## Entries supplied
┌──
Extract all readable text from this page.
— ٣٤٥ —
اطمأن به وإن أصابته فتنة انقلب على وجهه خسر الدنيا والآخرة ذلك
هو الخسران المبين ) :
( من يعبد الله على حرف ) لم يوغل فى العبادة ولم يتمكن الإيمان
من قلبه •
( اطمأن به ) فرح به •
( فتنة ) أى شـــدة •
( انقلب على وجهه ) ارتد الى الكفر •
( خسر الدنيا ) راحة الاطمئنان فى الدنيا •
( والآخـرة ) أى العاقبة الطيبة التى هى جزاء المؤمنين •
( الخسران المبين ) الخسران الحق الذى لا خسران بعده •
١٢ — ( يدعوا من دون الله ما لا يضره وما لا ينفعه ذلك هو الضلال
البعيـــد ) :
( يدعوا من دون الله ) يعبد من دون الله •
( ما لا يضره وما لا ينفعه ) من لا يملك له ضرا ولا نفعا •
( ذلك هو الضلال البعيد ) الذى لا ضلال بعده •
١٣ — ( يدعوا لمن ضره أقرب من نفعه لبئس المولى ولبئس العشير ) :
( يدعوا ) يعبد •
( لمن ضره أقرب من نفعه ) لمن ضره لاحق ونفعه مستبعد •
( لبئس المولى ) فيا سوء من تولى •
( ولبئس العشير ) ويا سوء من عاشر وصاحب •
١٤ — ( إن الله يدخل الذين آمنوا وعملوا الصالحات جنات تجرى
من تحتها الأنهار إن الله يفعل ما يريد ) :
└──
## What is needed
Repeat the data verbatim.

## Solved exercise
Extract all readable text from this page.
— ٣٤٥ —
اطمأن به وإن أصابته فتنة انقلب على وجهه خسر الدنيا والآخرة ذلك
هو الخسران المبين ) :
( من يعبد الله على حرف ) لم يوغل فى العبادة ولم يتمكن الإيمان
من قلبه •
( اطمأن به ) فرح به •
( فتنة ) أى شـــدة •
( انقلب على وجهه ) ارتد الى الكفر •
( خسر الدنيا ) راحة الاطمئنان فى الدنيا •
( والآخـرة ) أى العاقبة الطيبة التى هى جزاء المؤمنين •
( الخسران المبين ) الخسران الحق الذى لا خسران بعده •
١٢ — ( يدعوا من دون الله ما لا يضره وما لا ينفعه ذلك هو الضلال
البعيـــد ) :
( يدعوا من دون الله ) يعبد من دون الله •
( ما لا يضره وما لا ينفعه ) من لا يملك له ضرا ولا نفعا •
( ذلك هو الضلال البعيد ) الذى لا ضلال بعده •
١٣ — ( يدعوا لمن ضره أقرب من نفعه لبئس المولى ولبئس العشير ) :
( يدعوا ) يعبد •
( لمن ضره أقرب من نفعه ) لمن ضره لاحق ونفعه مستبعد •
( لبئس المولى ) فيا سوء من تولى •
( ولبئس العشير ) ويا سوء من عاشر وصاحب •
١٤ — ( إن الله يدخل الذين آمنوا وعملوا الصالحات جنات تجرى
من تحتها الأنهار إن الله يفعل ما يريد ) :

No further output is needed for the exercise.